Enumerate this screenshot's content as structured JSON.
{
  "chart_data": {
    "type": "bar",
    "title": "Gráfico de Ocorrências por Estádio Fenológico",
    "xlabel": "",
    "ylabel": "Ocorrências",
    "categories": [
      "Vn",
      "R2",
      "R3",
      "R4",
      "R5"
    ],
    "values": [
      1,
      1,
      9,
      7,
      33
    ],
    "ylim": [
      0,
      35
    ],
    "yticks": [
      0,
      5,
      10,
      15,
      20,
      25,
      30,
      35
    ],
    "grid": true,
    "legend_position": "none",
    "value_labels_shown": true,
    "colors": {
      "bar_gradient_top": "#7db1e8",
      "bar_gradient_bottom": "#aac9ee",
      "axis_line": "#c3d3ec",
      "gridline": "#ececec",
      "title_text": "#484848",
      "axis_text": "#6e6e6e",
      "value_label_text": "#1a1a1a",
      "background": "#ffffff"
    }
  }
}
---
#### Written instruction:
Recite the full listing above exactly.

#### Result of this task:
Enumerate this screenshot's content as structured JSON.
{
  "chart_data": {
    "type": "bar",
    "title": "Gráfico de Ocorrências por Estádio Fenológico",
    "xlabel": "",
    "ylabel": "Ocorrências",
    "categories": [
      "Vn",
      "R2",
      "R3",
      "R4",
      "R5"
    ],
    "values": [
      1,
      1,
      9,
      7,
      33
    ],
    "ylim": [
      0,
      35
    ],
    "yticks": [
      0,
      5,
      10,
      15,
      20,
      25,
      30,
      35
    ],
    "grid": true,
    "legend_position": "none",
    "value_labels_shown": true,
    "colors": {
      "bar_gradient_top": "#7db1e8",
      "bar_gradient_bottom": "#aac9ee",
      "axis_line": "#c3d3ec",
      "gridline": "#ececec",
      "title_text": "#484848",
      "axis_text": "#6e6e6e",
      "value_label_text": "#1a1a1a",
      "background": "#ffffff"
    }
  }
}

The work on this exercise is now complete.